YOUR INSTRUCTIONS –
Leave the pictures out, and retype all of the material exactly as written.

MATERIAL SUPPLIED –
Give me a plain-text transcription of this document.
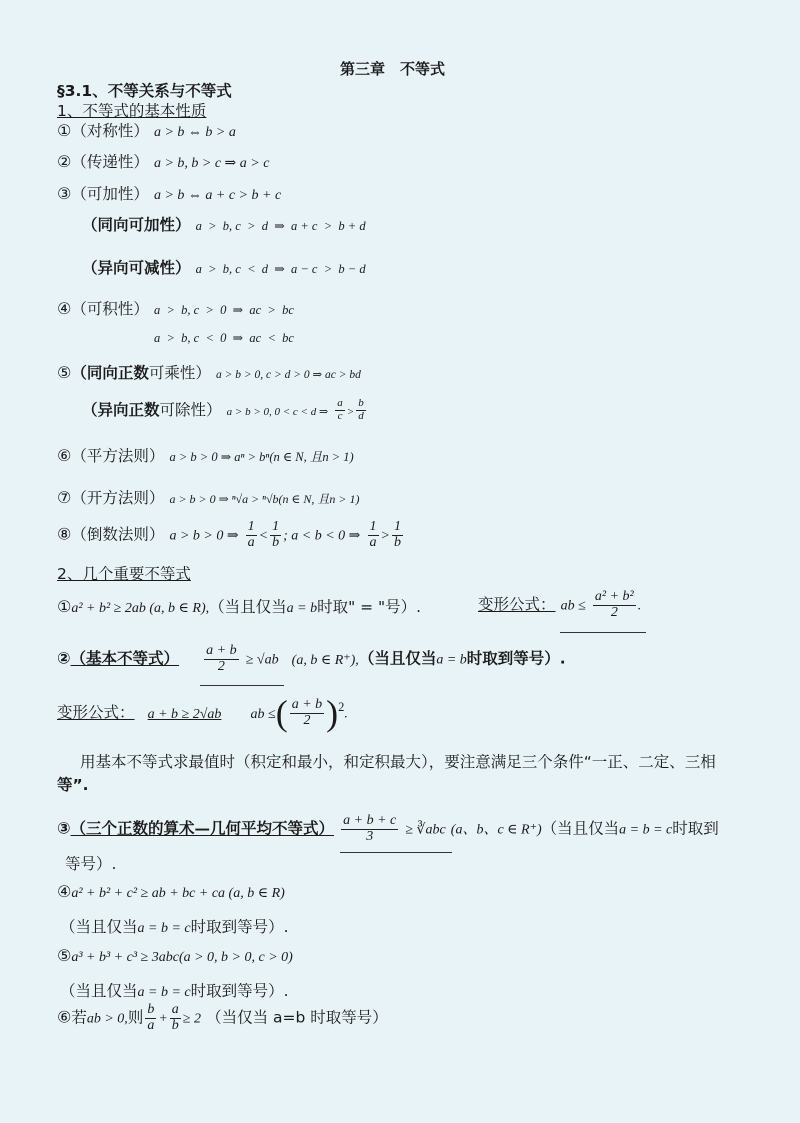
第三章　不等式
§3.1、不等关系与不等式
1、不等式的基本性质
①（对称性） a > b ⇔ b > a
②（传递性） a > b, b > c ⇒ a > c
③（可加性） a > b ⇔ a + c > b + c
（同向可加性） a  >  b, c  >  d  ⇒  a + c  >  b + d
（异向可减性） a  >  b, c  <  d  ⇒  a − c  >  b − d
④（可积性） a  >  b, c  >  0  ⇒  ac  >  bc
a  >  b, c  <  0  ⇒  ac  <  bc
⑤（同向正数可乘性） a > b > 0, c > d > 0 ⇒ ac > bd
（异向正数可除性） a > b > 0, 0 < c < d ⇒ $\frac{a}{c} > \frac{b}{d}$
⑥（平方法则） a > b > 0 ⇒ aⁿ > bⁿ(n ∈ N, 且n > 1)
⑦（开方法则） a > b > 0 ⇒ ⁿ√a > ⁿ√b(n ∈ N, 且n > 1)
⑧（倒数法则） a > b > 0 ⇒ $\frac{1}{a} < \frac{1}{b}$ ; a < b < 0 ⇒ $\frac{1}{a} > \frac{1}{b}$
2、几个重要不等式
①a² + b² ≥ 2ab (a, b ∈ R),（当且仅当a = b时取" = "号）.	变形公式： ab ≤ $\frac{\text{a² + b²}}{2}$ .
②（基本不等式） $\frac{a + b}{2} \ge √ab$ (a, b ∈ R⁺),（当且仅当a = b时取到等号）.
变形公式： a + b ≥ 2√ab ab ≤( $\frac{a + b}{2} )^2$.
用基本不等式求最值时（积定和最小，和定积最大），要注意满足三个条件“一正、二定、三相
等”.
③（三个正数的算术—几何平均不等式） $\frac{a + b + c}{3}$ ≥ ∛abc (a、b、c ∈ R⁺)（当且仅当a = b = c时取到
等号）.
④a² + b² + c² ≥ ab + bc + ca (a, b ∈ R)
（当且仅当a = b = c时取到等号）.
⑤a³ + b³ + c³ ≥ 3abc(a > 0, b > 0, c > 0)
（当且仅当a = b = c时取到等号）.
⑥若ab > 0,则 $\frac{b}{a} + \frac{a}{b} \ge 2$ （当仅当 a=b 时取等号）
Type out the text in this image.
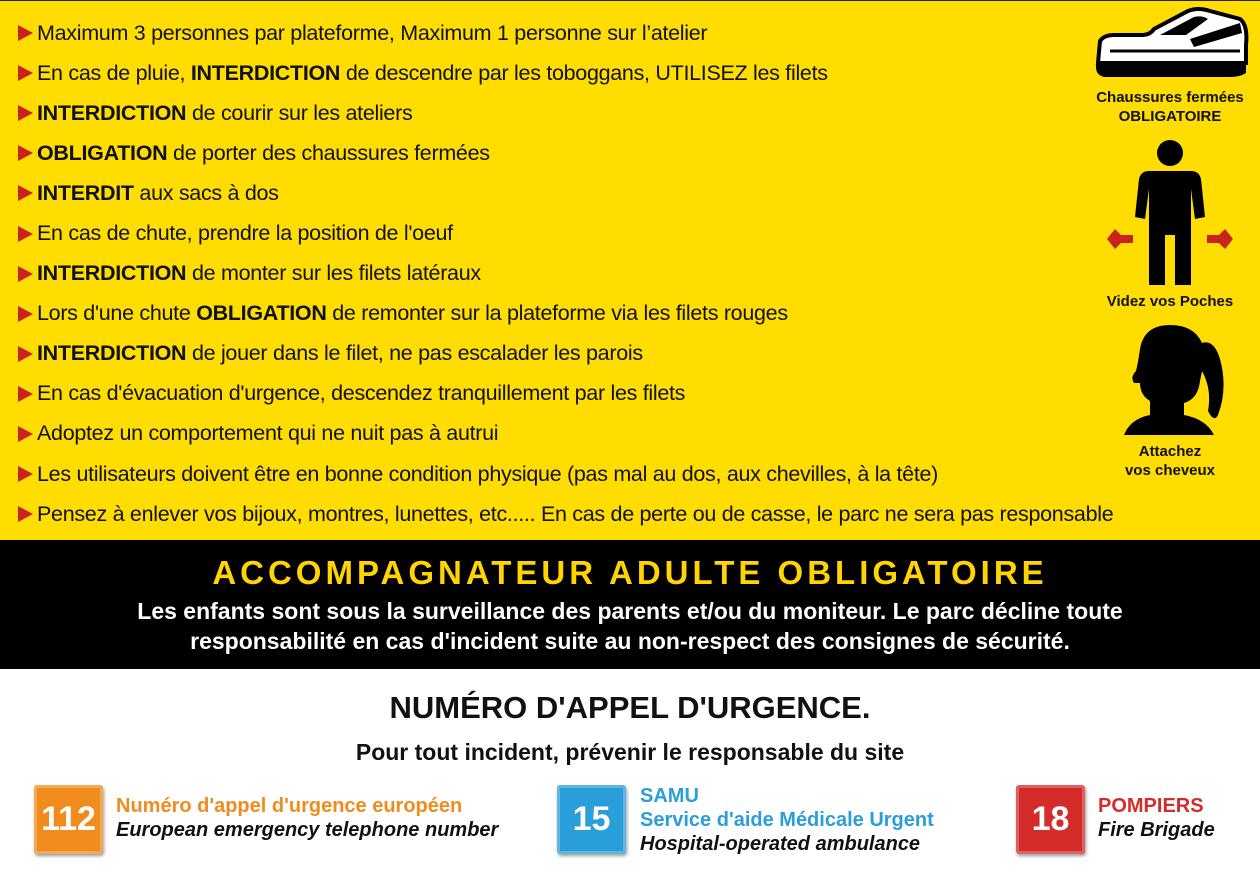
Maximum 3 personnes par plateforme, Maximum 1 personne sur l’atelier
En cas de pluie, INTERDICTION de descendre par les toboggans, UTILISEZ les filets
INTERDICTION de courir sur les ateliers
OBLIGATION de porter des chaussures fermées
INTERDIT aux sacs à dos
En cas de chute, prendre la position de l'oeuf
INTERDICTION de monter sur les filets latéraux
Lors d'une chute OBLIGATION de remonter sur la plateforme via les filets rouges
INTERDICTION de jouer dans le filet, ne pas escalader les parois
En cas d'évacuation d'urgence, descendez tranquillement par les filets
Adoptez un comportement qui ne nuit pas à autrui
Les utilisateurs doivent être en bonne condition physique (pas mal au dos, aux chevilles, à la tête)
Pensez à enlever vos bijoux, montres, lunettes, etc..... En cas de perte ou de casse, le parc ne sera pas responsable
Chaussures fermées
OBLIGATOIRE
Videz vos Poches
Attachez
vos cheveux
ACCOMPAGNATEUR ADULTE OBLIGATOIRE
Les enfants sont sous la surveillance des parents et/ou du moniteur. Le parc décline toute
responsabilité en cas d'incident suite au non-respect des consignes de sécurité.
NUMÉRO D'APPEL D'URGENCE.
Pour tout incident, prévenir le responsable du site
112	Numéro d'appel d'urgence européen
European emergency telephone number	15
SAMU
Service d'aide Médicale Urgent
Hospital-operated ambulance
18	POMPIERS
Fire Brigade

COMPLETE ANSWER –
Give me a plain-text transcription of this document.
第三章　不等式
§3.1、不等关系与不等式
1、不等式的基本性质
①（对称性） a > b ⇔ b > a
②（传递性） a > b, b > c ⇒ a > c
③（可加性） a > b ⇔ a + c > b + c
（同向可加性） a  >  b, c  >  d  ⇒  a + c  >  b + d
（异向可减性） a  >  b, c  <  d  ⇒  a − c  >  b − d
④（可积性） a  >  b, c  >  0  ⇒  ac  >  bc
a  >  b, c  <  0  ⇒  ac  <  bc
⑤（同向正数可乘性） a > b > 0, c > d > 0 ⇒ ac > bd
（异向正数可除性） a > b > 0, 0 < c < d ⇒ $\frac{a}{c} > \frac{b}{d}$
⑥（平方法则） a > b > 0 ⇒ aⁿ > bⁿ(n ∈ N, 且n > 1)
⑦（开方法则） a > b > 0 ⇒ ⁿ√a > ⁿ√b(n ∈ N, 且n > 1)
⑧（倒数法则） a > b > 0 ⇒ $\frac{1}{a} < \frac{1}{b}$ ; a < b < 0 ⇒ $\frac{1}{a} > \frac{1}{b}$
2、几个重要不等式
①a² + b² ≥ 2ab (a, b ∈ R),（当且仅当a = b时取" = "号）.	变形公式： ab ≤ $\frac{\text{a² + b²}}{2}$ .
②（基本不等式） $\frac{a + b}{2} \ge √ab$ (a, b ∈ R⁺),（当且仅当a = b时取到等号）.
变形公式： a + b ≥ 2√ab ab ≤( $\frac{a + b}{2} )^2$.
用基本不等式求最值时（积定和最小，和定积最大），要注意满足三个条件“一正、二定、三相
等”.
③（三个正数的算术—几何平均不等式） $\frac{a + b + c}{3}$ ≥ ∛abc (a、b、c ∈ R⁺)（当且仅当a = b = c时取到
等号）.
④a² + b² + c² ≥ ab + bc + ca (a, b ∈ R)
（当且仅当a = b = c时取到等号）.
⑤a³ + b³ + c³ ≥ 3abc(a > 0, b > 0, c > 0)
（当且仅当a = b = c时取到等号）.
⑥若ab > 0,则 $\frac{b}{a} + \frac{a}{b} \ge 2$ （当仅当 a=b 时取等号）
Type out the text in this image.
Maximum 3 personnes par plateforme, Maximum 1 personne sur l’atelier
En cas de pluie, INTERDICTION de descendre par les toboggans, UTILISEZ les filets
INTERDICTION de courir sur les ateliers
OBLIGATION de porter des chaussures fermées
INTERDIT aux sacs à dos
En cas de chute, prendre la position de l'oeuf
INTERDICTION de monter sur les filets latéraux
Lors d'une chute OBLIGATION de remonter sur la plateforme via les filets rouges
INTERDICTION de jouer dans le filet, ne pas escalader les parois
En cas d'évacuation d'urgence, descendez tranquillement par les filets
Adoptez un comportement qui ne nuit pas à autrui
Les utilisateurs doivent être en bonne condition physique (pas mal au dos, aux chevilles, à la tête)
Pensez à enlever vos bijoux, montres, lunettes, etc..... En cas de perte ou de casse, le parc ne sera pas responsable
Chaussures fermées
OBLIGATOIRE
Videz vos Poches
Attachez
vos cheveux
ACCOMPAGNATEUR ADULTE OBLIGATOIRE
Les enfants sont sous la surveillance des parents et/ou du moniteur. Le parc décline toute
responsabilité en cas d'incident suite au non-respect des consignes de sécurité.
NUMÉRO D'APPEL D'URGENCE.
Pour tout incident, prévenir le responsable du site
112	Numéro d'appel d'urgence européen
European emergency telephone number	15
SAMU
Service d'aide Médicale Urgent
Hospital-operated ambulance
18	POMPIERS
Fire Brigade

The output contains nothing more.